>> start Material provided
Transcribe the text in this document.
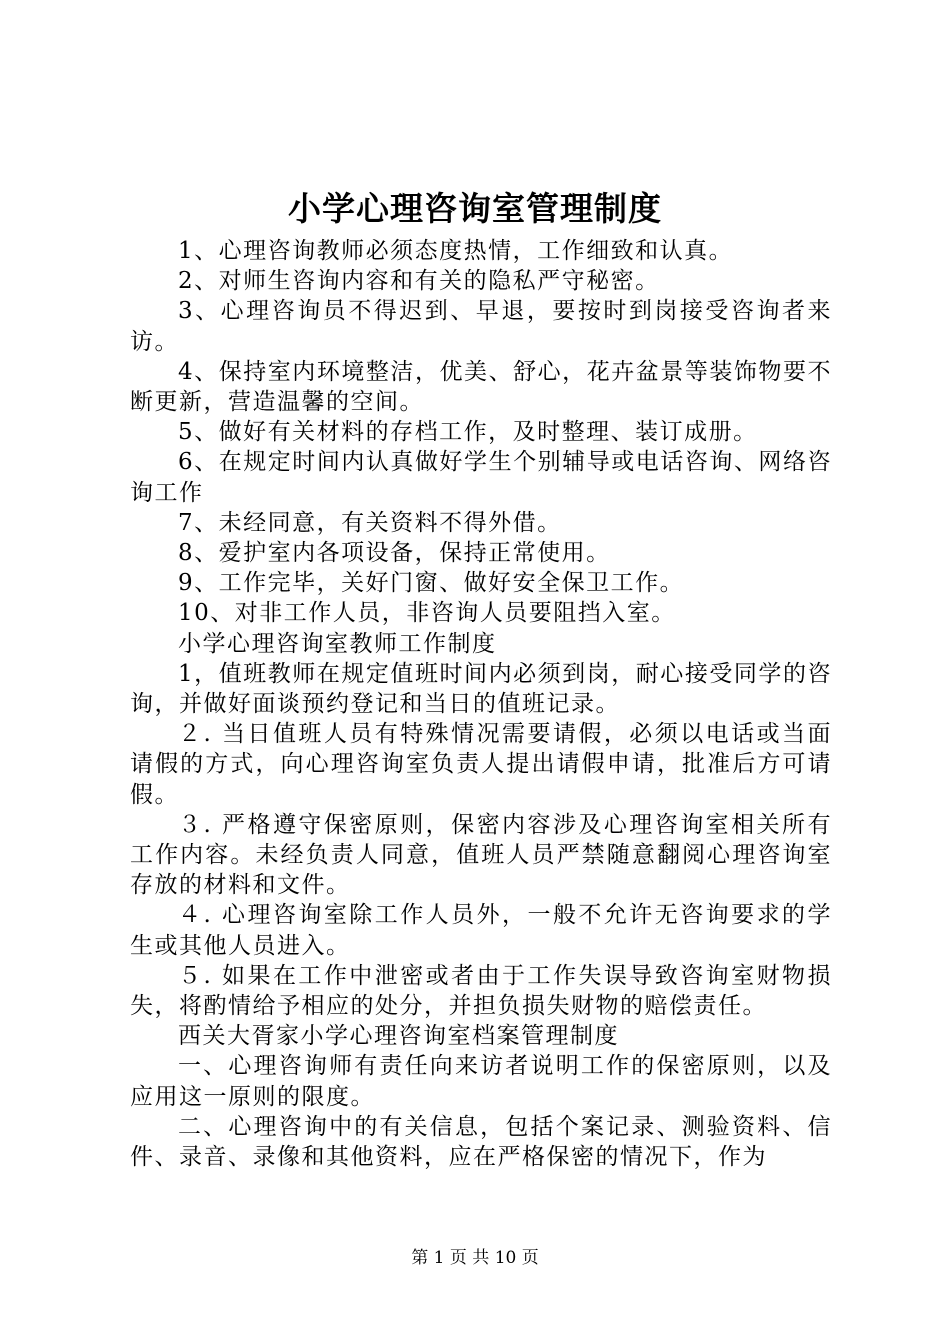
小学心理咨询室管理制度

1、心理咨询教师必须态度热情，工作细致和认真。

2、对师生咨询内容和有关的隐私严守秘密。

3、心理咨询员不得迟到、早退，要按时到岗接受咨询者来访。

4、保持室内环境整洁，优美、舒心，花卉盆景等装饰物要不断更新，营造温馨的空间。

5、做好有关材料的存档工作，及时整理、装订成册。

6、在规定时间内认真做好学生个别辅导或电话咨询、网络咨询工作

7、未经同意，有关资料不得外借。

8、爱护室内各项设备，保持正常使用。

9、工作完毕，关好门窗、做好安全保卫工作。

10、对非工作人员，非咨询人员要阻挡入室。

小学心理咨询室教师工作制度

1，值班教师在规定值班时间内必须到岗，耐心接受同学的咨询，并做好面谈预约登记和当日的值班记录。

２. 当日值班人员有特殊情况需要请假，必须以电话或当面请假的方式，向心理咨询室负责人提出请假申请，批准后方可请假。

３. 严格遵守保密原则，保密内容涉及心理咨询室相关所有工作内容。未经负责人同意，值班人员严禁随意翻阅心理咨询室存放的材料和文件。

４. 心理咨询室除工作人员外，一般不允许无咨询要求的学生或其他人员进入。

５. 如果在工作中泄密或者由于工作失误导致咨询室财物损失，将酌情给予相应的处分，并担负损失财物的赔偿责任。

西关大胥家小学心理咨询室档案管理制度

一、心理咨询师有责任向来访者说明工作的保密原则，以及应用这一原则的限度。

二、心理咨询中的有关信息，包括个案记录、测验资料、信件、录音、录像和其他资料，应在严格保密的情况下，作为

第 1 页 共 10 页
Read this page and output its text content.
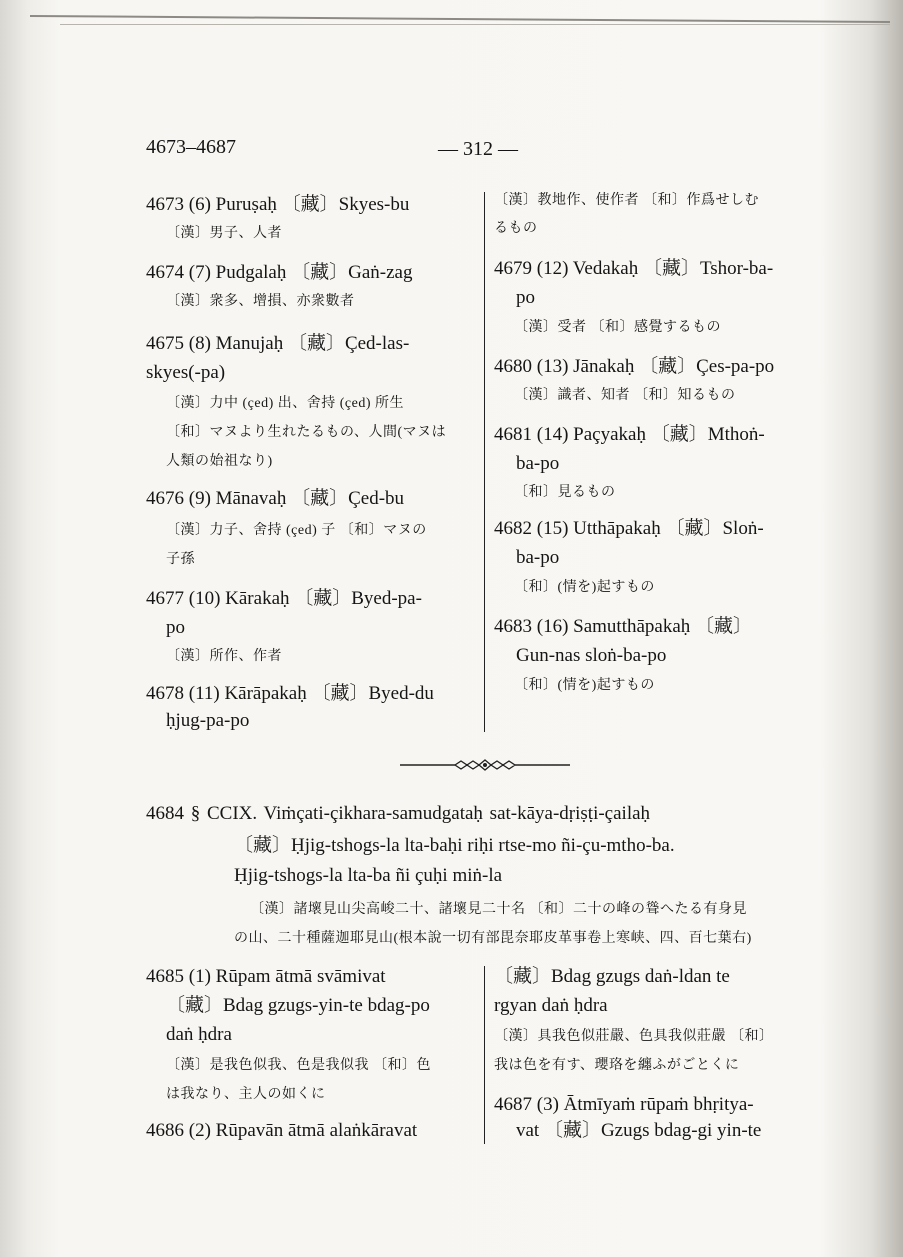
4673–4687	— 312 —
4673 (6) Puruṣaḥ 〔藏〕Skyes-bu
〔漢〕男子、人者
4674 (7) Pudgalaḥ 〔藏〕Gaṅ-zag
〔漢〕衆多、增損、亦衆數者
4675 (8) Manujaḥ 〔藏〕Çed-las-
skyes(-pa)
〔漢〕力中 (çed) 出、舍持 (çed) 所生
〔和〕マヌより生れたるもの、人間(マヌは
人類の始祖なり)
4676 (9) Mānavaḥ 〔藏〕Çed-bu
〔漢〕力子、舍持 (çed) 子 〔和〕マヌの
子孫
4677 (10) Kārakaḥ 〔藏〕Byed-pa-
po
〔漢〕所作、作者
4678 (11) Kārāpakaḥ 〔藏〕Byed-du
ḥjug-pa-po
〔漢〕教地作、使作者 〔和〕作爲せしむ
るもの
4679 (12) Vedakaḥ 〔藏〕Tshor-ba-
po
〔漢〕受者 〔和〕感覺するもの
4680 (13) Jānakaḥ 〔藏〕Çes-pa-po
〔漢〕識者、知者 〔和〕知るもの
4681 (14) Paçyakaḥ 〔藏〕Mthoṅ-
ba-po
〔和〕見るもの
4682 (15) Utthāpakaḥ 〔藏〕Sloṅ-
ba-po
〔和〕(情を)起すもの
4683 (16) Samutthāpakaḥ 〔藏〕
Gun-nas sloṅ-ba-po
〔和〕(情を)起すもの
4684 § CCIX. Viṁçati-çikhara-samudgataḥ sat-kāya-dṛiṣṭi-çailaḥ
〔藏〕Ḥjig-tshogs-la lta-baḥi riḥi rtse-mo ñi-çu-mtho-ba.
Ḥjig-tshogs-la lta-ba ñi çuḥi miṅ-la
〔漢〕諸壞見山尖高峻二十、諸壞見二十名 〔和〕二十の峰の聳へたる有身見
の山、二十種薩迦耶見山(根本說一切有部毘奈耶皮革事卷上寒峡、四、百七葉右)
4685 (1) Rūpam ātmā svāmivat
〔藏〕Bdag gzugs-yin-te bdag-po
daṅ ḥdra
〔漢〕是我色似我、色是我似我 〔和〕色
は我なり、主人の如くに
4686 (2) Rūpavān ātmā alaṅkāravat
〔藏〕Bdag gzugs daṅ-ldan te
rgyan daṅ ḥdra
〔漢〕具我色似莊嚴、色具我似莊嚴 〔和〕
我は色を有す、瓔珞を纏ふがごとくに
4687 (3) Ātmīyaṁ rūpaṁ bhṛitya-
vat 〔藏〕Gzugs bdag-gi yin-te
>> end Material provided
Exercise description
With the pictures left out, transcribe the material exactly.

Response
Transcribe the text in this document.
小学心理咨询室管理制度

1、心理咨询教师必须态度热情，工作细致和认真。

2、对师生咨询内容和有关的隐私严守秘密。

3、心理咨询员不得迟到、早退，要按时到岗接受咨询者来访。

4、保持室内环境整洁，优美、舒心，花卉盆景等装饰物要不断更新，营造温馨的空间。

5、做好有关材料的存档工作，及时整理、装订成册。

6、在规定时间内认真做好学生个别辅导或电话咨询、网络咨询工作

7、未经同意，有关资料不得外借。

8、爱护室内各项设备，保持正常使用。

9、工作完毕，关好门窗、做好安全保卫工作。

10、对非工作人员，非咨询人员要阻挡入室。

小学心理咨询室教师工作制度

1，值班教师在规定值班时间内必须到岗，耐心接受同学的咨询，并做好面谈预约登记和当日的值班记录。

２. 当日值班人员有特殊情况需要请假，必须以电话或当面请假的方式，向心理咨询室负责人提出请假申请，批准后方可请假。

３. 严格遵守保密原则，保密内容涉及心理咨询室相关所有工作内容。未经负责人同意，值班人员严禁随意翻阅心理咨询室存放的材料和文件。

４. 心理咨询室除工作人员外，一般不允许无咨询要求的学生或其他人员进入。

５. 如果在工作中泄密或者由于工作失误导致咨询室财物损失，将酌情给予相应的处分，并担负损失财物的赔偿责任。

西关大胥家小学心理咨询室档案管理制度

一、心理咨询师有责任向来访者说明工作的保密原则，以及应用这一原则的限度。

二、心理咨询中的有关信息，包括个案记录、测验资料、信件、录音、录像和其他资料，应在严格保密的情况下，作为

第 1 页 共 10 页
Read this page and output its text content.
4673–4687	— 312 —
4673 (6) Puruṣaḥ 〔藏〕Skyes-bu
〔漢〕男子、人者
4674 (7) Pudgalaḥ 〔藏〕Gaṅ-zag
〔漢〕衆多、增損、亦衆數者
4675 (8) Manujaḥ 〔藏〕Çed-las-
skyes(-pa)
〔漢〕力中 (çed) 出、舍持 (çed) 所生
〔和〕マヌより生れたるもの、人間(マヌは
人類の始祖なり)
4676 (9) Mānavaḥ 〔藏〕Çed-bu
〔漢〕力子、舍持 (çed) 子 〔和〕マヌの
子孫
4677 (10) Kārakaḥ 〔藏〕Byed-pa-
po
〔漢〕所作、作者
4678 (11) Kārāpakaḥ 〔藏〕Byed-du
ḥjug-pa-po
〔漢〕教地作、使作者 〔和〕作爲せしむ
るもの
4679 (12) Vedakaḥ 〔藏〕Tshor-ba-
po
〔漢〕受者 〔和〕感覺するもの
4680 (13) Jānakaḥ 〔藏〕Çes-pa-po
〔漢〕識者、知者 〔和〕知るもの
4681 (14) Paçyakaḥ 〔藏〕Mthoṅ-
ba-po
〔和〕見るもの
4682 (15) Utthāpakaḥ 〔藏〕Sloṅ-
ba-po
〔和〕(情を)起すもの
4683 (16) Samutthāpakaḥ 〔藏〕
Gun-nas sloṅ-ba-po
〔和〕(情を)起すもの
4684 § CCIX. Viṁçati-çikhara-samudgataḥ sat-kāya-dṛiṣṭi-çailaḥ
〔藏〕Ḥjig-tshogs-la lta-baḥi riḥi rtse-mo ñi-çu-mtho-ba.
Ḥjig-tshogs-la lta-ba ñi çuḥi miṅ-la
〔漢〕諸壞見山尖高峻二十、諸壞見二十名 〔和〕二十の峰の聳へたる有身見
の山、二十種薩迦耶見山(根本說一切有部毘奈耶皮革事卷上寒峡、四、百七葉右)
4685 (1) Rūpam ātmā svāmivat
〔藏〕Bdag gzugs-yin-te bdag-po
daṅ ḥdra
〔漢〕是我色似我、色是我似我 〔和〕色
は我なり、主人の如くに
4686 (2) Rūpavān ātmā alaṅkāravat
〔藏〕Bdag gzugs daṅ-ldan te
rgyan daṅ ḥdra
〔漢〕具我色似莊嚴、色具我似莊嚴 〔和〕
我は色を有す、瓔珞を纏ふがごとくに
4687 (3) Ātmīyaṁ rūpaṁ bhṛitya-
vat 〔藏〕Gzugs bdag-gi yin-te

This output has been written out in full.